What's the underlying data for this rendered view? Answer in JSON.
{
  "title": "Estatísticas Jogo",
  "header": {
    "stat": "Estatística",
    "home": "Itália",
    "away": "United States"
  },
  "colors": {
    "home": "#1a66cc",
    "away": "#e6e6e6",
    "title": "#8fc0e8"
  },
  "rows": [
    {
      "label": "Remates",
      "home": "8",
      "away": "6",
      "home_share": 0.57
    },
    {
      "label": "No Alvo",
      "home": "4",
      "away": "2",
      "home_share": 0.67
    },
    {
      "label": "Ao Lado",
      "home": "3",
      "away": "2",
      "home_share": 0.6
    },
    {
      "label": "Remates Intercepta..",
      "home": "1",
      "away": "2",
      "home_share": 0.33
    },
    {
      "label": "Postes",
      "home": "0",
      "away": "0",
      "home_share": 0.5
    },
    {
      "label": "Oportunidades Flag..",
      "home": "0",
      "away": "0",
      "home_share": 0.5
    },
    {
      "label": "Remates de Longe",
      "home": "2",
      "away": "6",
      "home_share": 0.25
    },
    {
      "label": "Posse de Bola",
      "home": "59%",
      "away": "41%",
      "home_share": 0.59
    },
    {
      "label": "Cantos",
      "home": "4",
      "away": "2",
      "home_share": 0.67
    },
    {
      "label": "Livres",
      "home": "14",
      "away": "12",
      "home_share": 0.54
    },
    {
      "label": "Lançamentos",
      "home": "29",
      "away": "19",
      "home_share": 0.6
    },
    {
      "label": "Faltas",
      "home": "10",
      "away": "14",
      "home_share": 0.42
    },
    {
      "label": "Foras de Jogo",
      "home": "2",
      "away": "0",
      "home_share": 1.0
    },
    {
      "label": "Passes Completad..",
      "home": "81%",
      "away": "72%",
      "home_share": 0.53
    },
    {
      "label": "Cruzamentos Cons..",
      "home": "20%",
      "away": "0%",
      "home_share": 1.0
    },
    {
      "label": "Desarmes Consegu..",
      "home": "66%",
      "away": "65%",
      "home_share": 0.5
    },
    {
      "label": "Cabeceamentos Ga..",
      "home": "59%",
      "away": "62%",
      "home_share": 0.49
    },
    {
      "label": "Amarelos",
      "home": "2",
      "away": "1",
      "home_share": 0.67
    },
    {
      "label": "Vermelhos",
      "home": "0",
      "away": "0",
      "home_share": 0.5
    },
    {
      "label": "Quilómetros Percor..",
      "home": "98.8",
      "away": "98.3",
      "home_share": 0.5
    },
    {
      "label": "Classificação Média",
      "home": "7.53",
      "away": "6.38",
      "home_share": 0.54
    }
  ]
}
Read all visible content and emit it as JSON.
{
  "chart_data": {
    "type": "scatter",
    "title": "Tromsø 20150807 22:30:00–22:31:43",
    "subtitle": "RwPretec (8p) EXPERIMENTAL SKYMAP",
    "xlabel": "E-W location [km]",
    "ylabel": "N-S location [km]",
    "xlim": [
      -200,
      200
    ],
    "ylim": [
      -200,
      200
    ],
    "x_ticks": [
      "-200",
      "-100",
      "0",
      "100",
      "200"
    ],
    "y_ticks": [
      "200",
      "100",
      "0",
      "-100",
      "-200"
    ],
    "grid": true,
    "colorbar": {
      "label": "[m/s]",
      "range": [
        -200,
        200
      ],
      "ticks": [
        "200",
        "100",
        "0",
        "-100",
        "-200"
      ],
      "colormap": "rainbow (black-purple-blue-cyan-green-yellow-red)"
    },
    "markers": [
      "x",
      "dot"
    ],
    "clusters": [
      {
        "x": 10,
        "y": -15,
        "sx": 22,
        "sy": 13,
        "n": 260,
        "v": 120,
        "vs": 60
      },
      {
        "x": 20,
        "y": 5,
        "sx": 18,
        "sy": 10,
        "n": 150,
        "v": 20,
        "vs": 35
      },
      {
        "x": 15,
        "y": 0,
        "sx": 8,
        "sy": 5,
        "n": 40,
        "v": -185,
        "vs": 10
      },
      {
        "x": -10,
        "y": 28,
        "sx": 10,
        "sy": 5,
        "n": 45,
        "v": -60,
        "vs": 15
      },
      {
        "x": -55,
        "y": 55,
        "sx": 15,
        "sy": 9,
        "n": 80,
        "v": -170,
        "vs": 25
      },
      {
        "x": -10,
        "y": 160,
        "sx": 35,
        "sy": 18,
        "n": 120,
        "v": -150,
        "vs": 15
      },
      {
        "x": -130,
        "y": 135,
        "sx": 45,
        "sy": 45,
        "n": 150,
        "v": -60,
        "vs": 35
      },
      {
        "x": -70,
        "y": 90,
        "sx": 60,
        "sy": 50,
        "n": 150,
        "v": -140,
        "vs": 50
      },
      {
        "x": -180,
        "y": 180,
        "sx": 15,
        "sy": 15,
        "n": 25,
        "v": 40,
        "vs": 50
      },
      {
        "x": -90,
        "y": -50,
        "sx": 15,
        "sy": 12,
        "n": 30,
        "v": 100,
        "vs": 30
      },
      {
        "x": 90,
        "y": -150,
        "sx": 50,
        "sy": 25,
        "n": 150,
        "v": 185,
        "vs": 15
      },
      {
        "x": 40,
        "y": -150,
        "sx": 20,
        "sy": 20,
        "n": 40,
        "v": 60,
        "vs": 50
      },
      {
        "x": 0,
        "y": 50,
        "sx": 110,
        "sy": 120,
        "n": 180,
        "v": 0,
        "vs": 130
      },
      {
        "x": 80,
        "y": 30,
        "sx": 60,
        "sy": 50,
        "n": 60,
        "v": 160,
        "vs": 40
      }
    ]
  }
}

+===+

WHAT THE TASK ASKS
Please output the entire listing exactly as it stands.

PROBLEM SOLUTION
What's the underlying data for this rendered view? Answer in JSON.
{
  "title": "Estatísticas Jogo",
  "header": {
    "stat": "Estatística",
    "home": "Itália",
    "away": "United States"
  },
  "colors": {
    "home": "#1a66cc",
    "away": "#e6e6e6",
    "title": "#8fc0e8"
  },
  "rows": [
    {
      "label": "Remates",
      "home": "8",
      "away": "6",
      "home_share": 0.57
    },
    {
      "label": "No Alvo",
      "home": "4",
      "away": "2",
      "home_share": 0.67
    },
    {
      "label": "Ao Lado",
      "home": "3",
      "away": "2",
      "home_share": 0.6
    },
    {
      "label": "Remates Intercepta..",
      "home": "1",
      "away": "2",
      "home_share": 0.33
    },
    {
      "label": "Postes",
      "home": "0",
      "away": "0",
      "home_share": 0.5
    },
    {
      "label": "Oportunidades Flag..",
      "home": "0",
      "away": "0",
      "home_share": 0.5
    },
    {
      "label": "Remates de Longe",
      "home": "2",
      "away": "6",
      "home_share": 0.25
    },
    {
      "label": "Posse de Bola",
      "home": "59%",
      "away": "41%",
      "home_share": 0.59
    },
    {
      "label": "Cantos",
      "home": "4",
      "away": "2",
      "home_share": 0.67
    },
    {
      "label": "Livres",
      "home": "14",
      "away": "12",
      "home_share": 0.54
    },
    {
      "label": "Lançamentos",
      "home": "29",
      "away": "19",
      "home_share": 0.6
    },
    {
      "label": "Faltas",
      "home": "10",
      "away": "14",
      "home_share": 0.42
    },
    {
      "label": "Foras de Jogo",
      "home": "2",
      "away": "0",
      "home_share": 1.0
    },
    {
      "label": "Passes Completad..",
      "home": "81%",
      "away": "72%",
      "home_share": 0.53
    },
    {
      "label": "Cruzamentos Cons..",
      "home": "20%",
      "away": "0%",
      "home_share": 1.0
    },
    {
      "label": "Desarmes Consegu..",
      "home": "66%",
      "away": "65%",
      "home_share": 0.5
    },
    {
      "label": "Cabeceamentos Ga..",
      "home": "59%",
      "away": "62%",
      "home_share": 0.49
    },
    {
      "label": "Amarelos",
      "home": "2",
      "away": "1",
      "home_share": 0.67
    },
    {
      "label": "Vermelhos",
      "home": "0",
      "away": "0",
      "home_share": 0.5
    },
    {
      "label": "Quilómetros Percor..",
      "home": "98.8",
      "away": "98.3",
      "home_share": 0.5
    },
    {
      "label": "Classificação Média",
      "home": "7.53",
      "away": "6.38",
      "home_share": 0.54
    }
  ]
}
Read all visible content and emit it as JSON.
{
  "chart_data": {
    "type": "scatter",
    "title": "Tromsø 20150807 22:30:00–22:31:43",
    "subtitle": "RwPretec (8p) EXPERIMENTAL SKYMAP",
    "xlabel": "E-W location [km]",
    "ylabel": "N-S location [km]",
    "xlim": [
      -200,
      200
    ],
    "ylim": [
      -200,
      200
    ],
    "x_ticks": [
      "-200",
      "-100",
      "0",
      "100",
      "200"
    ],
    "y_ticks": [
      "200",
      "100",
      "0",
      "-100",
      "-200"
    ],
    "grid": true,
    "colorbar": {
      "label": "[m/s]",
      "range": [
        -200,
        200
      ],
      "ticks": [
        "200",
        "100",
        "0",
        "-100",
        "-200"
      ],
      "colormap": "rainbow (black-purple-blue-cyan-green-yellow-red)"
    },
    "markers": [
      "x",
      "dot"
    ],
    "clusters": [
      {
        "x": 10,
        "y": -15,
        "sx": 22,
        "sy": 13,
        "n": 260,
        "v": 120,
        "vs": 60
      },
      {
        "x": 20,
        "y": 5,
        "sx": 18,
        "sy": 10,
        "n": 150,
        "v": 20,
        "vs": 35
      },
      {
        "x": 15,
        "y": 0,
        "sx": 8,
        "sy": 5,
        "n": 40,
        "v": -185,
        "vs": 10
      },
      {
        "x": -10,
        "y": 28,
        "sx": 10,
        "sy": 5,
        "n": 45,
        "v": -60,
        "vs": 15
      },
      {
        "x": -55,
        "y": 55,
        "sx": 15,
        "sy": 9,
        "n": 80,
        "v": -170,
        "vs": 25
      },
      {
        "x": -10,
        "y": 160,
        "sx": 35,
        "sy": 18,
        "n": 120,
        "v": -150,
        "vs": 15
      },
      {
        "x": -130,
        "y": 135,
        "sx": 45,
        "sy": 45,
        "n": 150,
        "v": -60,
        "vs": 35
      },
      {
        "x": -70,
        "y": 90,
        "sx": 60,
        "sy": 50,
        "n": 150,
        "v": -140,
        "vs": 50
      },
      {
        "x": -180,
        "y": 180,
        "sx": 15,
        "sy": 15,
        "n": 25,
        "v": 40,
        "vs": 50
      },
      {
        "x": -90,
        "y": -50,
        "sx": 15,
        "sy": 12,
        "n": 30,
        "v": 100,
        "vs": 30
      },
      {
        "x": 90,
        "y": -150,
        "sx": 50,
        "sy": 25,
        "n": 150,
        "v": 185,
        "vs": 15
      },
      {
        "x": 40,
        "y": -150,
        "sx": 20,
        "sy": 20,
        "n": 40,
        "v": 60,
        "vs": 50
      },
      {
        "x": 0,
        "y": 50,
        "sx": 110,
        "sy": 120,
        "n": 180,
        "v": 0,
        "vs": 130
      },
      {
        "x": 80,
        "y": 30,
        "sx": 60,
        "sy": 50,
        "n": 60,
        "v": 160,
        "vs": 40
      }
    ]
  }
}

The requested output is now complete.